* _Your objective_: All of the lines below are to be printed again exactly; images are excluded from the output.

(Figure collection entries)
----

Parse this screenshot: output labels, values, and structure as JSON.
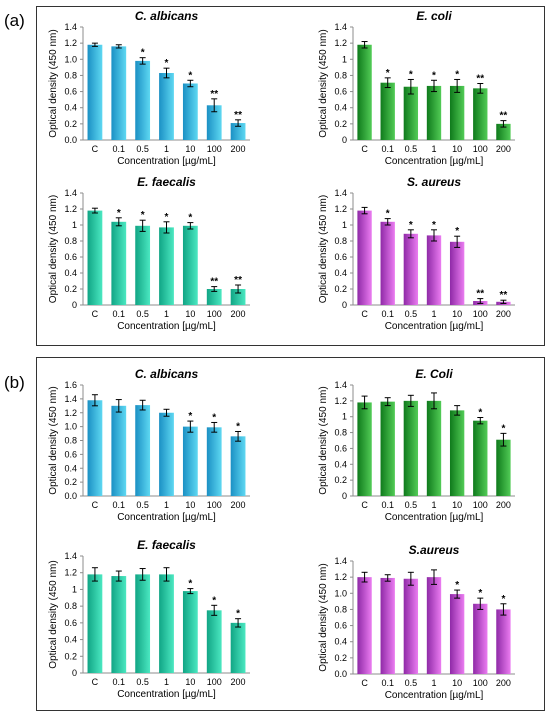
{
  "panels": [
    {
      "letter": "(a)"
    },
    {
      "letter": "(b)"
    }
  ],
  "colors": {
    "cyan": [
      "#1b90c4",
      "#5ed8f2"
    ],
    "green": [
      "#0f7a1c",
      "#52cc56"
    ],
    "teal": [
      "#11a585",
      "#4be8c1"
    ],
    "magenta": [
      "#8f2aa7",
      "#eb7cf1"
    ]
  },
  "chart_data": [
    {
      "panel": "(a)",
      "type": "bar",
      "title": "C. albicans",
      "color": "cyan",
      "categories": [
        "C",
        "0.1",
        "0.5",
        "1",
        "10",
        "100",
        "200"
      ],
      "values": [
        1.18,
        1.16,
        0.98,
        0.83,
        0.7,
        0.43,
        0.21
      ],
      "errors": [
        0.02,
        0.02,
        0.04,
        0.06,
        0.04,
        0.08,
        0.04
      ],
      "significance": [
        "",
        "",
        "*",
        "*",
        "*",
        "**",
        "**"
      ],
      "ylim": [
        0,
        1.4
      ],
      "yticks": [
        "0.0",
        "0.2",
        "0.4",
        "0.6",
        "0.8",
        "1.0",
        "1.2",
        "1.4"
      ],
      "xlabel": "Concentration [µg/mL]",
      "ylabel": "Optical density (450 nm)"
    },
    {
      "panel": "(a)",
      "type": "bar",
      "title": "E. coli",
      "color": "green",
      "categories": [
        "C",
        "0.1",
        "0.5",
        "1",
        "10",
        "100",
        "200"
      ],
      "values": [
        1.18,
        0.71,
        0.66,
        0.67,
        0.67,
        0.64,
        0.2
      ],
      "errors": [
        0.04,
        0.06,
        0.09,
        0.07,
        0.08,
        0.06,
        0.04
      ],
      "significance": [
        "",
        "*",
        "*",
        "*",
        "*",
        "**",
        "**"
      ],
      "ylim": [
        0,
        1.4
      ],
      "yticks": [
        "0",
        "0.2",
        "0.4",
        "0.6",
        "0.8",
        "1",
        "1.2",
        "1.4"
      ],
      "xlabel": "Concentration [µg/mL]",
      "ylabel": "Optical density (450 nm)"
    },
    {
      "panel": "(a)",
      "type": "bar",
      "title": "E. faecalis",
      "color": "teal",
      "categories": [
        "C",
        "0.1",
        "0.5",
        "1",
        "10",
        "100",
        "200"
      ],
      "values": [
        1.18,
        1.04,
        0.99,
        0.97,
        0.99,
        0.2,
        0.2
      ],
      "errors": [
        0.03,
        0.05,
        0.07,
        0.07,
        0.04,
        0.03,
        0.05
      ],
      "significance": [
        "",
        "*",
        "*",
        "*",
        "*",
        "**",
        "**"
      ],
      "ylim": [
        0,
        1.4
      ],
      "yticks": [
        "0",
        "0.2",
        "0.4",
        "0.6",
        "0.8",
        "1",
        "1.2",
        "1.4"
      ],
      "xlabel": "Concentration [µg/mL]",
      "ylabel": "Optical density (450 nm)"
    },
    {
      "panel": "(a)",
      "type": "bar",
      "title": "S. aureus",
      "color": "magenta",
      "categories": [
        "C",
        "0.1",
        "0.5",
        "1",
        "10",
        "100",
        "200"
      ],
      "values": [
        1.18,
        1.04,
        0.89,
        0.87,
        0.79,
        0.05,
        0.04
      ],
      "errors": [
        0.04,
        0.04,
        0.05,
        0.07,
        0.07,
        0.03,
        0.02
      ],
      "significance": [
        "",
        "*",
        "*",
        "*",
        "*",
        "**",
        "**"
      ],
      "ylim": [
        0,
        1.4
      ],
      "yticks": [
        "0",
        "0.2",
        "0.4",
        "0.6",
        "0.8",
        "1",
        "1.2",
        "1.4"
      ],
      "xlabel": "Concentration [µg/mL]",
      "ylabel": "Optical density (450 nm)"
    },
    {
      "panel": "(b)",
      "type": "bar",
      "title": "C. albicans",
      "color": "cyan",
      "categories": [
        "C",
        "0.1",
        "0.5",
        "1",
        "10",
        "100",
        "200"
      ],
      "values": [
        1.38,
        1.3,
        1.31,
        1.2,
        1.0,
        0.99,
        0.86
      ],
      "errors": [
        0.08,
        0.09,
        0.07,
        0.05,
        0.08,
        0.07,
        0.07
      ],
      "significance": [
        "",
        "",
        "",
        "",
        "*",
        "*",
        "*"
      ],
      "ylim": [
        0,
        1.6
      ],
      "yticks": [
        "0.0",
        "0.2",
        "0.4",
        "0.6",
        "0.8",
        "1.0",
        "1.2",
        "1.4",
        "1.6"
      ],
      "xlabel": "Concentration [µg/mL]",
      "ylabel": "Optical density (450 nm)"
    },
    {
      "panel": "(b)",
      "type": "bar",
      "title": "E. Coli",
      "color": "green",
      "categories": [
        "C",
        "0.1",
        "0.5",
        "1",
        "10",
        "100",
        "200"
      ],
      "values": [
        1.18,
        1.19,
        1.2,
        1.2,
        1.08,
        0.95,
        0.71
      ],
      "errors": [
        0.08,
        0.05,
        0.07,
        0.1,
        0.06,
        0.04,
        0.08
      ],
      "significance": [
        "",
        "",
        "",
        "",
        "",
        "*",
        "*"
      ],
      "ylim": [
        0,
        1.4
      ],
      "yticks": [
        "0",
        "0.2",
        "0.4",
        "0.6",
        "0.8",
        "1",
        "1.2",
        "1.4"
      ],
      "xlabel": "Concentration [µg/mL]",
      "ylabel": "Optical density (450 nm)"
    },
    {
      "panel": "(b)",
      "type": "bar",
      "title": "E. faecalis",
      "color": "teal",
      "categories": [
        "C",
        "0.1",
        "0.5",
        "1",
        "10",
        "100",
        "200"
      ],
      "values": [
        1.18,
        1.16,
        1.18,
        1.18,
        0.98,
        0.75,
        0.6
      ],
      "errors": [
        0.08,
        0.06,
        0.07,
        0.08,
        0.03,
        0.06,
        0.05
      ],
      "significance": [
        "",
        "",
        "",
        "",
        "*",
        "*",
        "*"
      ],
      "ylim": [
        0,
        1.4
      ],
      "yticks": [
        "0",
        "0.2",
        "0.4",
        "0.6",
        "0.8",
        "1",
        "1.2",
        "1.4"
      ],
      "xlabel": "Concentration [µg/mL]",
      "ylabel": "Optical density (450 nm)"
    },
    {
      "panel": "(b)",
      "type": "bar",
      "title": "S.aureus",
      "color": "magenta",
      "categories": [
        "C",
        "0.1",
        "0.5",
        "1",
        "10",
        "100",
        "200"
      ],
      "values": [
        1.2,
        1.19,
        1.18,
        1.2,
        0.99,
        0.87,
        0.8
      ],
      "errors": [
        0.06,
        0.04,
        0.08,
        0.09,
        0.05,
        0.07,
        0.07
      ],
      "significance": [
        "",
        "",
        "",
        "",
        "*",
        "*",
        "*"
      ],
      "ylim": [
        0,
        1.4
      ],
      "yticks": [
        "0.0",
        "0.2",
        "0.4",
        "0.6",
        "0.8",
        "1.0",
        "1.2",
        "1.4"
      ],
      "xlabel": "Concentration [µg/mL]",
      "ylabel": "Optical density (450 nm)"
    }
  ]
}
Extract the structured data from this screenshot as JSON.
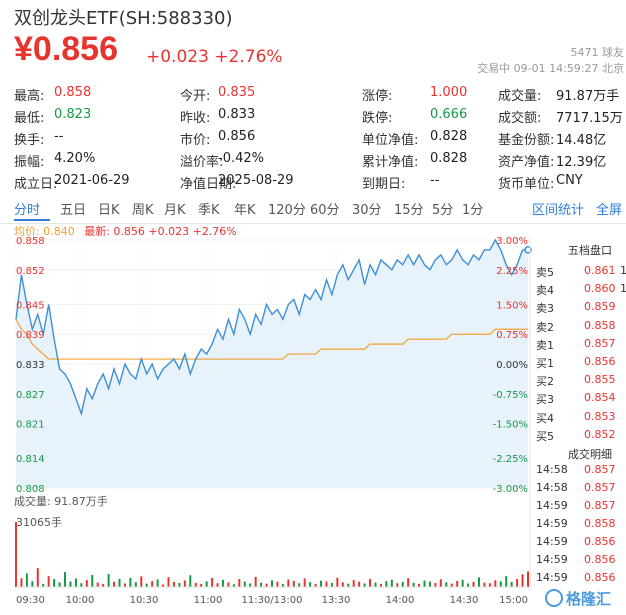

----

* _Solution_:
Parse this screenshot: output labels, values, and structure as JSON.
{
  "panels": [
    {
      "letter": "(a)"
    },
    {
      "letter": "(b)"
    }
  ],
  "colors": {
    "cyan": [
      "#1b90c4",
      "#5ed8f2"
    ],
    "green": [
      "#0f7a1c",
      "#52cc56"
    ],
    "teal": [
      "#11a585",
      "#4be8c1"
    ],
    "magenta": [
      "#8f2aa7",
      "#eb7cf1"
    ]
  },
  "chart_data": [
    {
      "panel": "(a)",
      "type": "bar",
      "title": "C. albicans",
      "color": "cyan",
      "categories": [
        "C",
        "0.1",
        "0.5",
        "1",
        "10",
        "100",
        "200"
      ],
      "values": [
        1.18,
        1.16,
        0.98,
        0.83,
        0.7,
        0.43,
        0.21
      ],
      "errors": [
        0.02,
        0.02,
        0.04,
        0.06,
        0.04,
        0.08,
        0.04
      ],
      "significance": [
        "",
        "",
        "*",
        "*",
        "*",
        "**",
        "**"
      ],
      "ylim": [
        0,
        1.4
      ],
      "yticks": [
        "0.0",
        "0.2",
        "0.4",
        "0.6",
        "0.8",
        "1.0",
        "1.2",
        "1.4"
      ],
      "xlabel": "Concentration [µg/mL]",
      "ylabel": "Optical density (450 nm)"
    },
    {
      "panel": "(a)",
      "type": "bar",
      "title": "E. coli",
      "color": "green",
      "categories": [
        "C",
        "0.1",
        "0.5",
        "1",
        "10",
        "100",
        "200"
      ],
      "values": [
        1.18,
        0.71,
        0.66,
        0.67,
        0.67,
        0.64,
        0.2
      ],
      "errors": [
        0.04,
        0.06,
        0.09,
        0.07,
        0.08,
        0.06,
        0.04
      ],
      "significance": [
        "",
        "*",
        "*",
        "*",
        "*",
        "**",
        "**"
      ],
      "ylim": [
        0,
        1.4
      ],
      "yticks": [
        "0",
        "0.2",
        "0.4",
        "0.6",
        "0.8",
        "1",
        "1.2",
        "1.4"
      ],
      "xlabel": "Concentration [µg/mL]",
      "ylabel": "Optical density (450 nm)"
    },
    {
      "panel": "(a)",
      "type": "bar",
      "title": "E. faecalis",
      "color": "teal",
      "categories": [
        "C",
        "0.1",
        "0.5",
        "1",
        "10",
        "100",
        "200"
      ],
      "values": [
        1.18,
        1.04,
        0.99,
        0.97,
        0.99,
        0.2,
        0.2
      ],
      "errors": [
        0.03,
        0.05,
        0.07,
        0.07,
        0.04,
        0.03,
        0.05
      ],
      "significance": [
        "",
        "*",
        "*",
        "*",
        "*",
        "**",
        "**"
      ],
      "ylim": [
        0,
        1.4
      ],
      "yticks": [
        "0",
        "0.2",
        "0.4",
        "0.6",
        "0.8",
        "1",
        "1.2",
        "1.4"
      ],
      "xlabel": "Concentration [µg/mL]",
      "ylabel": "Optical density (450 nm)"
    },
    {
      "panel": "(a)",
      "type": "bar",
      "title": "S. aureus",
      "color": "magenta",
      "categories": [
        "C",
        "0.1",
        "0.5",
        "1",
        "10",
        "100",
        "200"
      ],
      "values": [
        1.18,
        1.04,
        0.89,
        0.87,
        0.79,
        0.05,
        0.04
      ],
      "errors": [
        0.04,
        0.04,
        0.05,
        0.07,
        0.07,
        0.03,
        0.02
      ],
      "significance": [
        "",
        "*",
        "*",
        "*",
        "*",
        "**",
        "**"
      ],
      "ylim": [
        0,
        1.4
      ],
      "yticks": [
        "0",
        "0.2",
        "0.4",
        "0.6",
        "0.8",
        "1",
        "1.2",
        "1.4"
      ],
      "xlabel": "Concentration [µg/mL]",
      "ylabel": "Optical density (450 nm)"
    },
    {
      "panel": "(b)",
      "type": "bar",
      "title": "C. albicans",
      "color": "cyan",
      "categories": [
        "C",
        "0.1",
        "0.5",
        "1",
        "10",
        "100",
        "200"
      ],
      "values": [
        1.38,
        1.3,
        1.31,
        1.2,
        1.0,
        0.99,
        0.86
      ],
      "errors": [
        0.08,
        0.09,
        0.07,
        0.05,
        0.08,
        0.07,
        0.07
      ],
      "significance": [
        "",
        "",
        "",
        "",
        "*",
        "*",
        "*"
      ],
      "ylim": [
        0,
        1.6
      ],
      "yticks": [
        "0.0",
        "0.2",
        "0.4",
        "0.6",
        "0.8",
        "1.0",
        "1.2",
        "1.4",
        "1.6"
      ],
      "xlabel": "Concentration [µg/mL]",
      "ylabel": "Optical density (450 nm)"
    },
    {
      "panel": "(b)",
      "type": "bar",
      "title": "E. Coli",
      "color": "green",
      "categories": [
        "C",
        "0.1",
        "0.5",
        "1",
        "10",
        "100",
        "200"
      ],
      "values": [
        1.18,
        1.19,
        1.2,
        1.2,
        1.08,
        0.95,
        0.71
      ],
      "errors": [
        0.08,
        0.05,
        0.07,
        0.1,
        0.06,
        0.04,
        0.08
      ],
      "significance": [
        "",
        "",
        "",
        "",
        "",
        "*",
        "*"
      ],
      "ylim": [
        0,
        1.4
      ],
      "yticks": [
        "0",
        "0.2",
        "0.4",
        "0.6",
        "0.8",
        "1",
        "1.2",
        "1.4"
      ],
      "xlabel": "Concentration [µg/mL]",
      "ylabel": "Optical density (450 nm)"
    },
    {
      "panel": "(b)",
      "type": "bar",
      "title": "E. faecalis",
      "color": "teal",
      "categories": [
        "C",
        "0.1",
        "0.5",
        "1",
        "10",
        "100",
        "200"
      ],
      "values": [
        1.18,
        1.16,
        1.18,
        1.18,
        0.98,
        0.75,
        0.6
      ],
      "errors": [
        0.08,
        0.06,
        0.07,
        0.08,
        0.03,
        0.06,
        0.05
      ],
      "significance": [
        "",
        "",
        "",
        "",
        "*",
        "*",
        "*"
      ],
      "ylim": [
        0,
        1.4
      ],
      "yticks": [
        "0",
        "0.2",
        "0.4",
        "0.6",
        "0.8",
        "1",
        "1.2",
        "1.4"
      ],
      "xlabel": "Concentration [µg/mL]",
      "ylabel": "Optical density (450 nm)"
    },
    {
      "panel": "(b)",
      "type": "bar",
      "title": "S.aureus",
      "color": "magenta",
      "categories": [
        "C",
        "0.1",
        "0.5",
        "1",
        "10",
        "100",
        "200"
      ],
      "values": [
        1.2,
        1.19,
        1.18,
        1.2,
        0.99,
        0.87,
        0.8
      ],
      "errors": [
        0.06,
        0.04,
        0.08,
        0.09,
        0.05,
        0.07,
        0.07
      ],
      "significance": [
        "",
        "",
        "",
        "",
        "*",
        "*",
        "*"
      ],
      "ylim": [
        0,
        1.4
      ],
      "yticks": [
        "0.0",
        "0.2",
        "0.4",
        "0.6",
        "0.8",
        "1.0",
        "1.2",
        "1.4"
      ],
      "xlabel": "Concentration [µg/mL]",
      "ylabel": "Optical density (450 nm)"
    }
  ]
}
Extract the structured data from this screenshot as JSON.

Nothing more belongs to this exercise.